理化学研究所(理研)は3月14日、神経細胞内で翻訳途中の「リボソーム」におけるタンパク質の品質管理の破綻が、発達障害などの神経疾患を引き起こす機構を、分子レベルで解明したことを発表した。

  • 神経細胞内でのリボソーム品質管理機構(RQC)の破綻によるTTC3の蓄積と認知障害・発達障害

    神経細胞内でのリボソーム品質管理機構(RQC)の破綻によるTTC3の蓄積と認知障害・発達障害(出所:理研Webサイト)

同成果は、理研 脳神経科学研究センター タンパク質構造疾患研究チームの遠藤良研究員、同・田中元雅チームリーダーらの研究チームによるもの。詳細は、米科学雑誌「米科学アカデミー紀要(PNAS)」に掲載された。

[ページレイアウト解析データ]
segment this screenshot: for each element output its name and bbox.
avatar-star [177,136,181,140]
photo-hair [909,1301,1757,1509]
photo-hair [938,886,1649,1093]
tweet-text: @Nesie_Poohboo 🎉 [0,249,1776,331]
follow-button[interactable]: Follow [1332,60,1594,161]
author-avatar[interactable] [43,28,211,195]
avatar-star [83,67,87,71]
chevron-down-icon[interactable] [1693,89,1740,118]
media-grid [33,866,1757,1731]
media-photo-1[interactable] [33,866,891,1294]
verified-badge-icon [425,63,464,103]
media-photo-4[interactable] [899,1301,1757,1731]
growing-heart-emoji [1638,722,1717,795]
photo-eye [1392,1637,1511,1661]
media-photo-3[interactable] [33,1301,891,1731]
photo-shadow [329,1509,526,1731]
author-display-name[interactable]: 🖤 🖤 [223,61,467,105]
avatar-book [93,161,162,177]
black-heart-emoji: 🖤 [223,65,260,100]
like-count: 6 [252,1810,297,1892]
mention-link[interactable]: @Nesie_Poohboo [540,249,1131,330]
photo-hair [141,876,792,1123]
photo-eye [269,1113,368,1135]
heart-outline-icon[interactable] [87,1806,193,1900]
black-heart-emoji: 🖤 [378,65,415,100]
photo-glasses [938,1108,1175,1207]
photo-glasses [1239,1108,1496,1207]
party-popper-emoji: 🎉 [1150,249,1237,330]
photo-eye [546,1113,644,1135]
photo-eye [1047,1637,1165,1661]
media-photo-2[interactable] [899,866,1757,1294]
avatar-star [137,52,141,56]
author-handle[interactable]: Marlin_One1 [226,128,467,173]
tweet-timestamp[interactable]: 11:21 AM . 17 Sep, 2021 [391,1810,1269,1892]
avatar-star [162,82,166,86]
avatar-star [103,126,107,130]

▶ [課題の目標]:
上の記事で「同成果は、」で始まる段落を、主な事実を残して箇条書きに書き直すこと。

▶ [課題の解答]:
- 成果を上げた組織:理研 脳神経科学研究センター タンパク質構造疾患研究チーム
- 主な研究者:遠藤良研究員、田中元雅チームリーダーら
- 掲載誌:米科学雑誌「米科学アカデミー紀要(PNAS)」